**Written exercise:**
In the listing below, locate the lines that hold "fraction" and copy them.

**Exercise material:**

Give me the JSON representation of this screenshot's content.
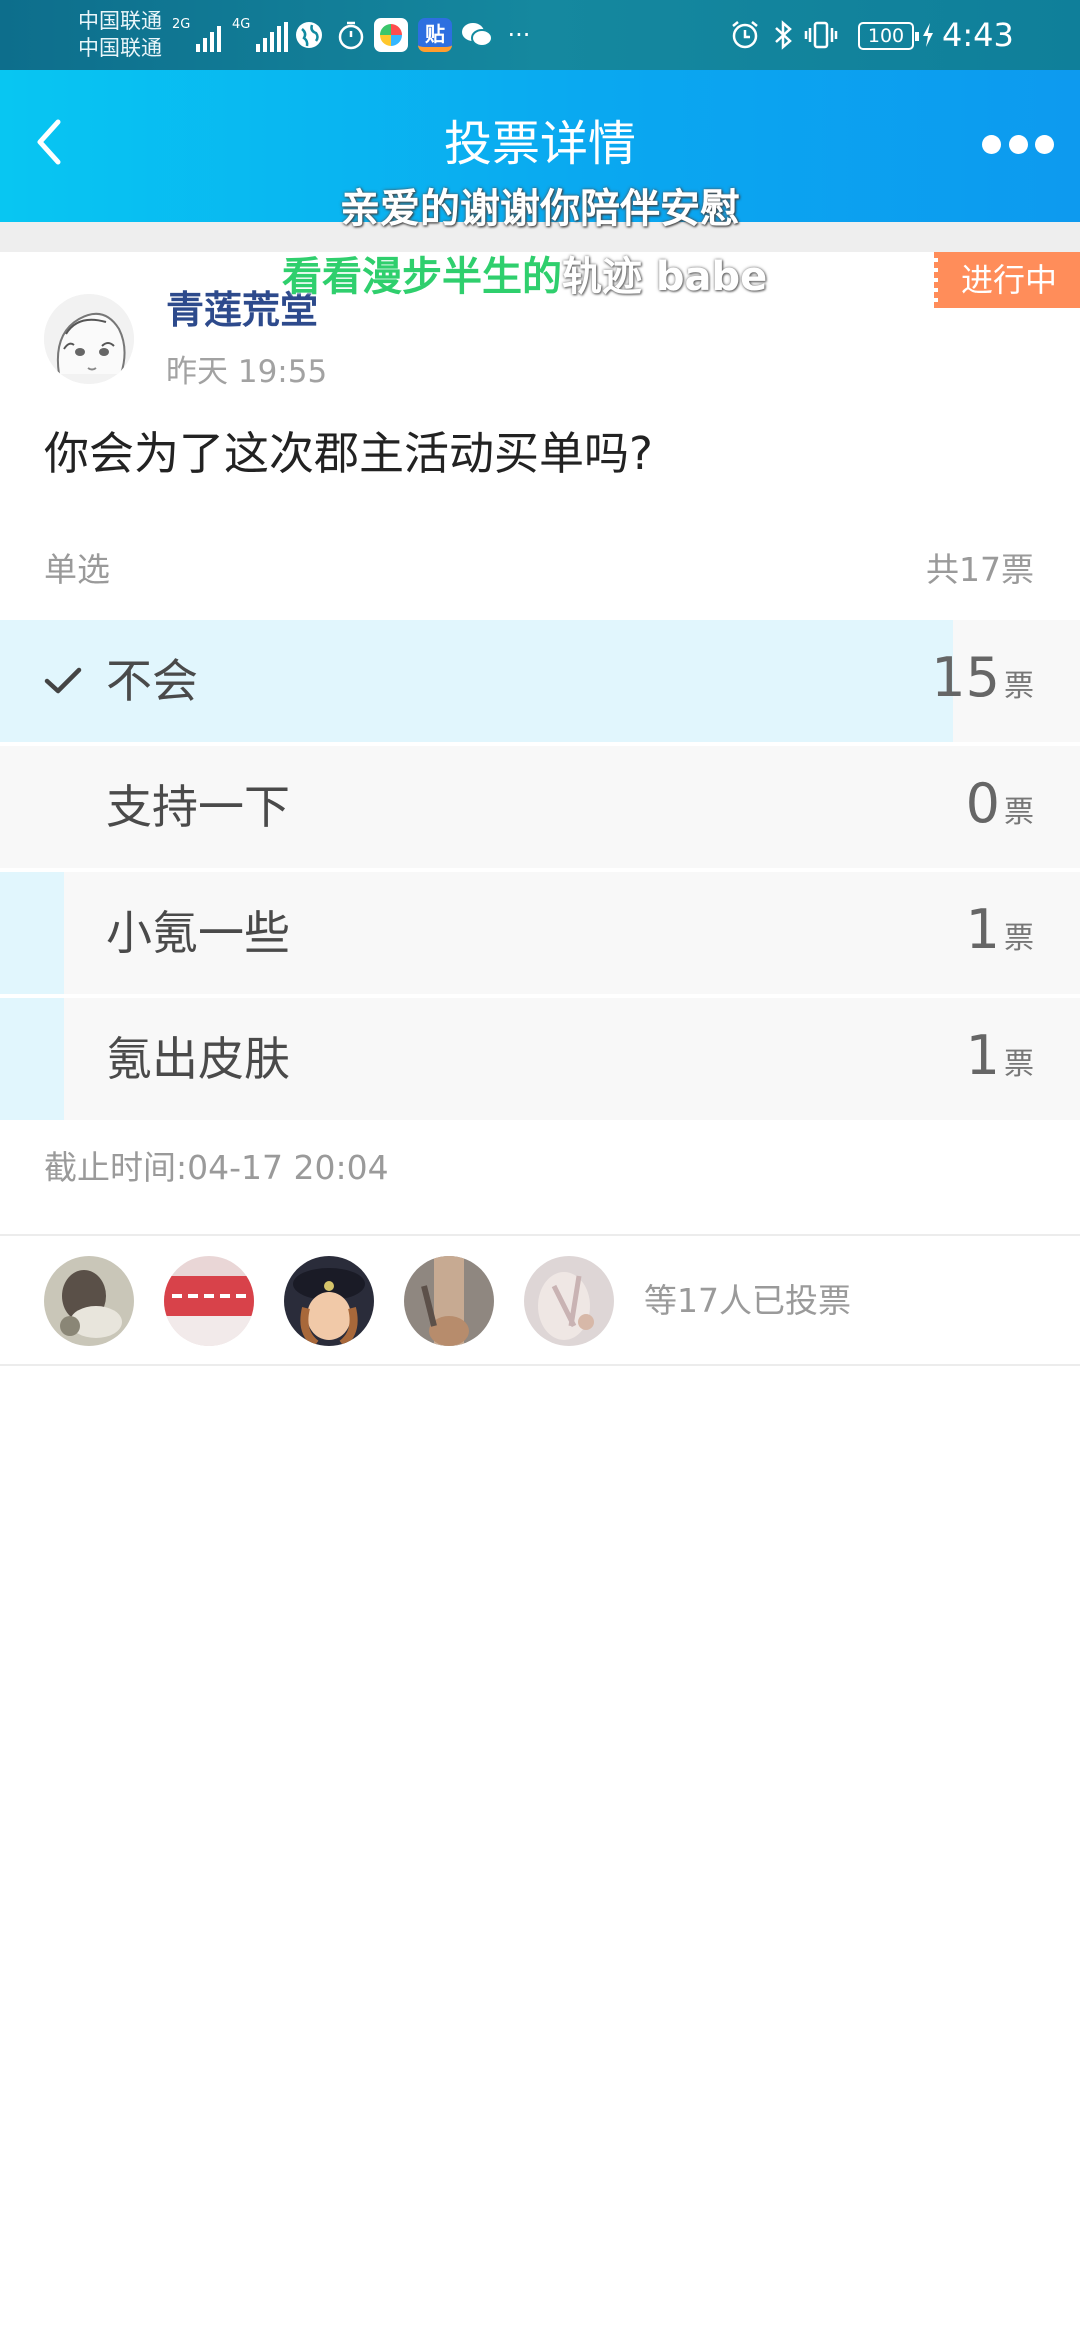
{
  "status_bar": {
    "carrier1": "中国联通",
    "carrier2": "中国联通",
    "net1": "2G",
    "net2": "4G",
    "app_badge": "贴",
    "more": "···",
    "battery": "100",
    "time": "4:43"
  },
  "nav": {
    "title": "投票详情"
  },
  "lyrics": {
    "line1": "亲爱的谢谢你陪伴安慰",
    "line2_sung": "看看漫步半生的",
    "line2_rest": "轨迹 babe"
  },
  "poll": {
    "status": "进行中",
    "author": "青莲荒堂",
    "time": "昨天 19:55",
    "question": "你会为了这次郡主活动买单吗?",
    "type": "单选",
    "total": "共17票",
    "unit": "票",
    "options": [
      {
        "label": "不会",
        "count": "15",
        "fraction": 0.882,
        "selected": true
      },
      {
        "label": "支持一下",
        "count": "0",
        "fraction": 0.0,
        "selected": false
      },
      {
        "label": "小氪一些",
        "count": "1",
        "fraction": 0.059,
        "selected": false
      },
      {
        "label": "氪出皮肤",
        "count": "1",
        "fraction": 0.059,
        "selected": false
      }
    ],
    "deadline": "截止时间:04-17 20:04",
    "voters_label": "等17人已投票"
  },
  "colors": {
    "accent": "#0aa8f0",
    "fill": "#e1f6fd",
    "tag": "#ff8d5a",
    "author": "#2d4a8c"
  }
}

...

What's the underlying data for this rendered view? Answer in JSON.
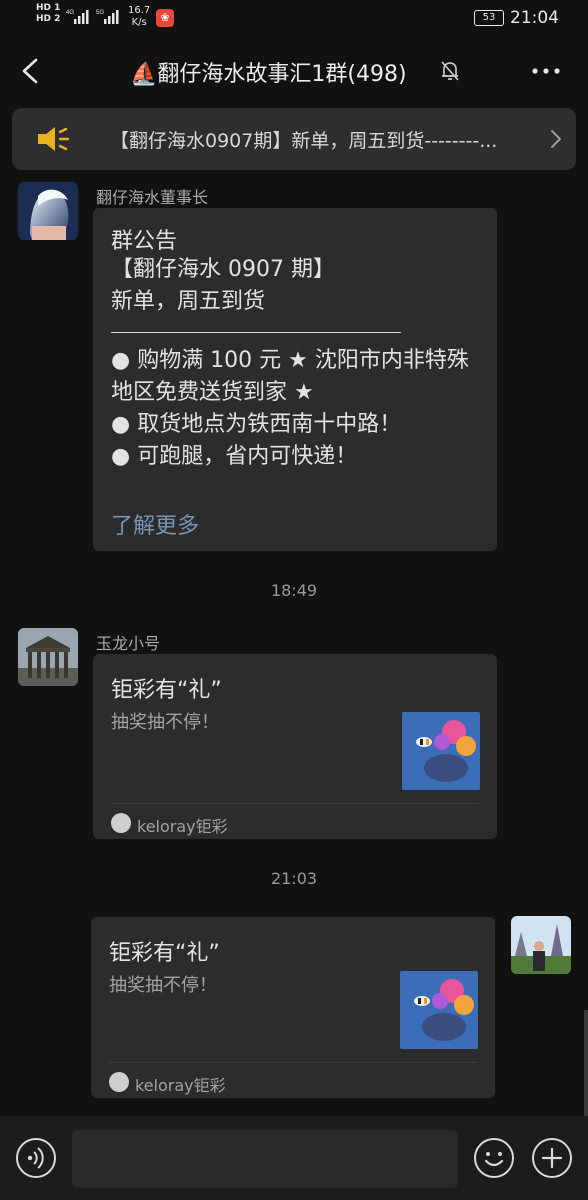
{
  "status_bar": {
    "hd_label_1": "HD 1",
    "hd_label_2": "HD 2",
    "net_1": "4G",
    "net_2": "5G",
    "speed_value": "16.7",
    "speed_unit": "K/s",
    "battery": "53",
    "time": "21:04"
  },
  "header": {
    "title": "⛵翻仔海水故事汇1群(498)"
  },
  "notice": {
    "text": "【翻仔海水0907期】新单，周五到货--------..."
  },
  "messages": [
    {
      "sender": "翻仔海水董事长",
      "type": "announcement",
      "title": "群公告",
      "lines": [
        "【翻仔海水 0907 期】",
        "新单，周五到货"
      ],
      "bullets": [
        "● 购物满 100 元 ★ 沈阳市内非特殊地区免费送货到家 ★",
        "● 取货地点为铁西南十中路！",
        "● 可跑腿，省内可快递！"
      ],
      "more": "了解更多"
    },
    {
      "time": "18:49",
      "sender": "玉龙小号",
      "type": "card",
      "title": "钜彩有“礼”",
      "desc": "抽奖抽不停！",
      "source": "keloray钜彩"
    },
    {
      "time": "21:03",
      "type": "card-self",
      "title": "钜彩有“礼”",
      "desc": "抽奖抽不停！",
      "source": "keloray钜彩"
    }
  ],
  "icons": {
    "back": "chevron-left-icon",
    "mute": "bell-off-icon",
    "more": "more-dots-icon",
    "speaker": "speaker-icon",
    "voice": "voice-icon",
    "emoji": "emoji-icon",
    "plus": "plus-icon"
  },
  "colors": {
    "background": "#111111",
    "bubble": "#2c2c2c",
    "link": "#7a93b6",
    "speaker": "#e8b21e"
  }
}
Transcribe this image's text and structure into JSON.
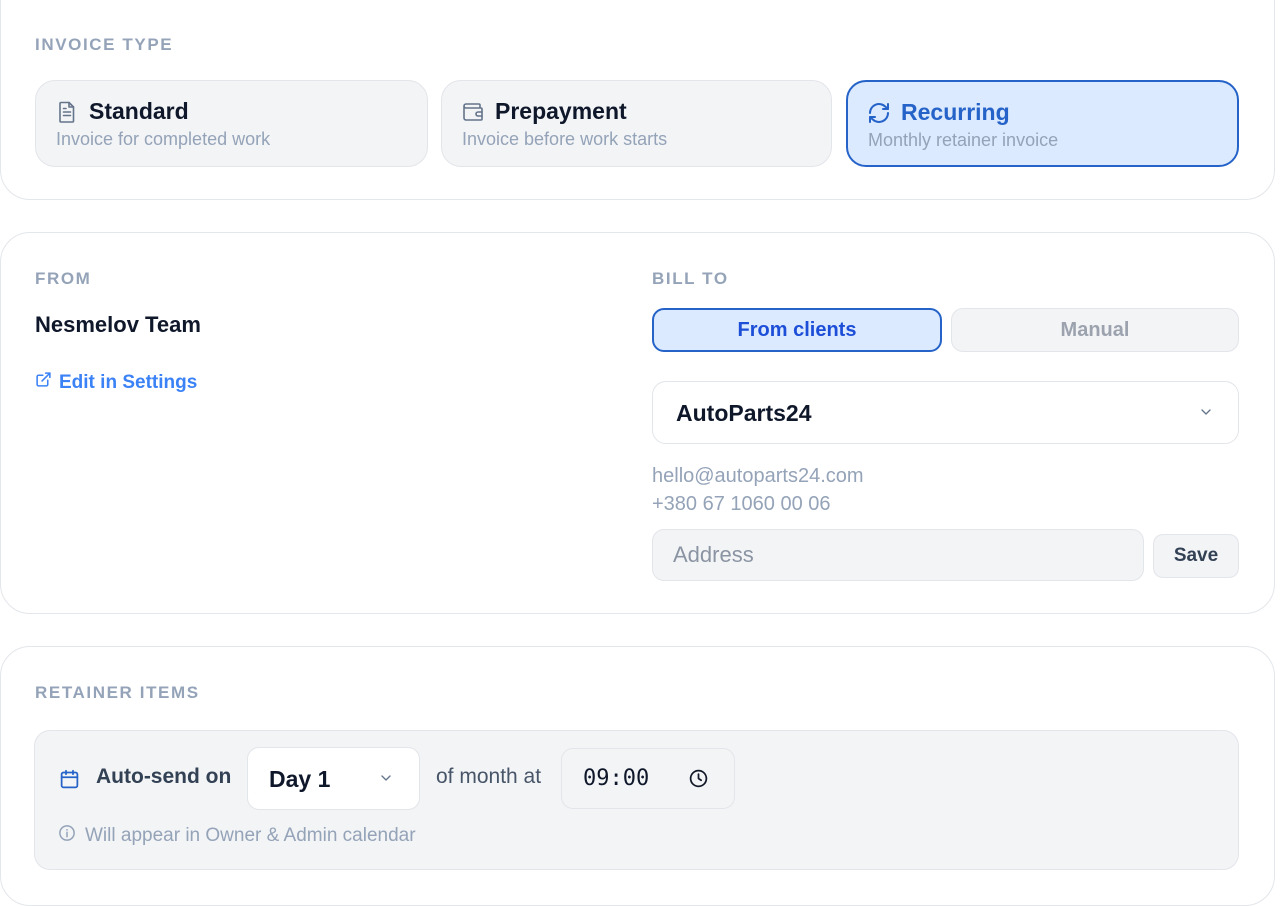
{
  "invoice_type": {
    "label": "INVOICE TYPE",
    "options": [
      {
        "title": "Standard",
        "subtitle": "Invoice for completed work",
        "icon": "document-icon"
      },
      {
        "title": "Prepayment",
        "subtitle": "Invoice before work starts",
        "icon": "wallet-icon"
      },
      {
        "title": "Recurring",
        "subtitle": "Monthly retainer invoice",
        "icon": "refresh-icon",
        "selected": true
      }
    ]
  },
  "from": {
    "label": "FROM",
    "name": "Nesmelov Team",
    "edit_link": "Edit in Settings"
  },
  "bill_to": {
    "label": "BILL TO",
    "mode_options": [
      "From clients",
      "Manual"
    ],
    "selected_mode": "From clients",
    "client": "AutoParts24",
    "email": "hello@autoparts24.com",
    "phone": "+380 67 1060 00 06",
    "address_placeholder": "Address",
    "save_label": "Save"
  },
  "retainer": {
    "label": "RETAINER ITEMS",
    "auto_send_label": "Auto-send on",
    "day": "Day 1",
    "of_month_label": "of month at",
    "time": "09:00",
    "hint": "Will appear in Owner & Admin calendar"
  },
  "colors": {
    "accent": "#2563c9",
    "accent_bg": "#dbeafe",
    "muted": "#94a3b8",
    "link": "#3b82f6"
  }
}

**Solution for this exercise:**
        "fraction": 0.882,
        "fraction": 0.0,
        "fraction": 0.059,
        "fraction": 0.059,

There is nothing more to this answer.